Collected data:
_ _ _ _

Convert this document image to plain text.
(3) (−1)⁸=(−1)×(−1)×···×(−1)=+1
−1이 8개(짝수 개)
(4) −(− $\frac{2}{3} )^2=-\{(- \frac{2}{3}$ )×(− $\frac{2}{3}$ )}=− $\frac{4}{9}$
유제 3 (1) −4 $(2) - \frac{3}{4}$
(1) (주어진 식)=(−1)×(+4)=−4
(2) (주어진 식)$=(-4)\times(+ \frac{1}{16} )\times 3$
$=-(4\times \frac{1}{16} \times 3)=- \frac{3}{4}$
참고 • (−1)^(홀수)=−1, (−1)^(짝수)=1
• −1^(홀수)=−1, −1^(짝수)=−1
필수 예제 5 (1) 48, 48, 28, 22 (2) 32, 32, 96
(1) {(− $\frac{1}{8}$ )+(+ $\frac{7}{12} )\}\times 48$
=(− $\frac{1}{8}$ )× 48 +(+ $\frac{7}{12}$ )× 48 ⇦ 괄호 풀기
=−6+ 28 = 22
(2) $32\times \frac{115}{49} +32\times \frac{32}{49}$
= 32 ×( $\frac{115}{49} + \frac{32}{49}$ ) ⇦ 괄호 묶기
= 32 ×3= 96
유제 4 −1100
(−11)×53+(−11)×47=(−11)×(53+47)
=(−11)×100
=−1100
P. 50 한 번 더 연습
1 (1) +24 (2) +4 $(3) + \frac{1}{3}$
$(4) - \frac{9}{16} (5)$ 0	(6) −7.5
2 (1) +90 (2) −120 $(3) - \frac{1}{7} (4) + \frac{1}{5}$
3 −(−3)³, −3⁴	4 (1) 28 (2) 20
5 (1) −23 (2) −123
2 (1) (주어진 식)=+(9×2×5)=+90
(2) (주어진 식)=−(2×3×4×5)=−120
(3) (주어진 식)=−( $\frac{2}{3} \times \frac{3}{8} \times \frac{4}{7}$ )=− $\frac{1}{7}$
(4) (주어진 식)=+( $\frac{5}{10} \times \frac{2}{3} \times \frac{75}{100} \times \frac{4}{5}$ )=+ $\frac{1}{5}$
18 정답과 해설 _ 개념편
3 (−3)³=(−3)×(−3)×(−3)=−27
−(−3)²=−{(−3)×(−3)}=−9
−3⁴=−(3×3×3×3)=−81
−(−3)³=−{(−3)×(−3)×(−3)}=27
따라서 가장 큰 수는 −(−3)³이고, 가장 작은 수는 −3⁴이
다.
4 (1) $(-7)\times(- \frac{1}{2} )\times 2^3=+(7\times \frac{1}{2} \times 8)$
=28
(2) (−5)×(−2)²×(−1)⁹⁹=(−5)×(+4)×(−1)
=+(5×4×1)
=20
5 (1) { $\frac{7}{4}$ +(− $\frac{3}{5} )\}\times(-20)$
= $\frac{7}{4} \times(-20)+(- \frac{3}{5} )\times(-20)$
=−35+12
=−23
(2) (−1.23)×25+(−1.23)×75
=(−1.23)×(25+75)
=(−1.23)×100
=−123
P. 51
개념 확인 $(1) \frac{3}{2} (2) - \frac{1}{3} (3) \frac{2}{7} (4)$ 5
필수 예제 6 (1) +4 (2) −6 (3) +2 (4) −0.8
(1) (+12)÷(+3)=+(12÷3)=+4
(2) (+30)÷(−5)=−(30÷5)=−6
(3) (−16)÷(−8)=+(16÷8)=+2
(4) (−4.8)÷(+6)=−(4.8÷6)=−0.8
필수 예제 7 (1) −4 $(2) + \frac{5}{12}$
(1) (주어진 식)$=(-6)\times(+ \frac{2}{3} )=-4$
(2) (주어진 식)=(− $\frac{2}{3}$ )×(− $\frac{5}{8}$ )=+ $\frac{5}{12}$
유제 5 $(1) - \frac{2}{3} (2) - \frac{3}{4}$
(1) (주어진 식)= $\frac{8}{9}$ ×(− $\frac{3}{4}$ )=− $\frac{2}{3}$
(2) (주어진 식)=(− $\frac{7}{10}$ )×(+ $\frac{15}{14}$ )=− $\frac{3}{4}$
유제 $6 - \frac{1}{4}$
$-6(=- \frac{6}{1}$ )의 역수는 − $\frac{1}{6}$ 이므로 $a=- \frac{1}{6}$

_ _ _ _

** Task description **
Repeat all the entries word for word.

** Task response **
Convert this document image to plain text.
(3) (−1)⁸=(−1)×(−1)×···×(−1)=+1
−1이 8개(짝수 개)
(4) −(− $\frac{2}{3} )^2=-\{(- \frac{2}{3}$ )×(− $\frac{2}{3}$ )}=− $\frac{4}{9}$
유제 3 (1) −4 $(2) - \frac{3}{4}$
(1) (주어진 식)=(−1)×(+4)=−4
(2) (주어진 식)$=(-4)\times(+ \frac{1}{16} )\times 3$
$=-(4\times \frac{1}{16} \times 3)=- \frac{3}{4}$
참고 • (−1)^(홀수)=−1, (−1)^(짝수)=1
• −1^(홀수)=−1, −1^(짝수)=−1
필수 예제 5 (1) 48, 48, 28, 22 (2) 32, 32, 96
(1) {(− $\frac{1}{8}$ )+(+ $\frac{7}{12} )\}\times 48$
=(− $\frac{1}{8}$ )× 48 +(+ $\frac{7}{12}$ )× 48 ⇦ 괄호 풀기
=−6+ 28 = 22
(2) $32\times \frac{115}{49} +32\times \frac{32}{49}$
= 32 ×( $\frac{115}{49} + \frac{32}{49}$ ) ⇦ 괄호 묶기
= 32 ×3= 96
유제 4 −1100
(−11)×53+(−11)×47=(−11)×(53+47)
=(−11)×100
=−1100
P. 50 한 번 더 연습
1 (1) +24 (2) +4 $(3) + \frac{1}{3}$
$(4) - \frac{9}{16} (5)$ 0	(6) −7.5
2 (1) +90 (2) −120 $(3) - \frac{1}{7} (4) + \frac{1}{5}$
3 −(−3)³, −3⁴	4 (1) 28 (2) 20
5 (1) −23 (2) −123
2 (1) (주어진 식)=+(9×2×5)=+90
(2) (주어진 식)=−(2×3×4×5)=−120
(3) (주어진 식)=−( $\frac{2}{3} \times \frac{3}{8} \times \frac{4}{7}$ )=− $\frac{1}{7}$
(4) (주어진 식)=+( $\frac{5}{10} \times \frac{2}{3} \times \frac{75}{100} \times \frac{4}{5}$ )=+ $\frac{1}{5}$
18 정답과 해설 _ 개념편
3 (−3)³=(−3)×(−3)×(−3)=−27
−(−3)²=−{(−3)×(−3)}=−9
−3⁴=−(3×3×3×3)=−81
−(−3)³=−{(−3)×(−3)×(−3)}=27
따라서 가장 큰 수는 −(−3)³이고, 가장 작은 수는 −3⁴이
다.
4 (1) $(-7)\times(- \frac{1}{2} )\times 2^3=+(7\times \frac{1}{2} \times 8)$
=28
(2) (−5)×(−2)²×(−1)⁹⁹=(−5)×(+4)×(−1)
=+(5×4×1)
=20
5 (1) { $\frac{7}{4}$ +(− $\frac{3}{5} )\}\times(-20)$
= $\frac{7}{4} \times(-20)+(- \frac{3}{5} )\times(-20)$
=−35+12
=−23
(2) (−1.23)×25+(−1.23)×75
=(−1.23)×(25+75)
=(−1.23)×100
=−123
P. 51
개념 확인 $(1) \frac{3}{2} (2) - \frac{1}{3} (3) \frac{2}{7} (4)$ 5
필수 예제 6 (1) +4 (2) −6 (3) +2 (4) −0.8
(1) (+12)÷(+3)=+(12÷3)=+4
(2) (+30)÷(−5)=−(30÷5)=−6
(3) (−16)÷(−8)=+(16÷8)=+2
(4) (−4.8)÷(+6)=−(4.8÷6)=−0.8
필수 예제 7 (1) −4 $(2) + \frac{5}{12}$
(1) (주어진 식)$=(-6)\times(+ \frac{2}{3} )=-4$
(2) (주어진 식)=(− $\frac{2}{3}$ )×(− $\frac{5}{8}$ )=+ $\frac{5}{12}$
유제 5 $(1) - \frac{2}{3} (2) - \frac{3}{4}$
(1) (주어진 식)= $\frac{8}{9}$ ×(− $\frac{3}{4}$ )=− $\frac{2}{3}$
(2) (주어진 식)=(− $\frac{7}{10}$ )×(+ $\frac{15}{14}$ )=− $\frac{3}{4}$
유제 $6 - \frac{1}{4}$
$-6(=- \frac{6}{1}$ )의 역수는 − $\frac{1}{6}$ 이므로 $a=- \frac{1}{6}$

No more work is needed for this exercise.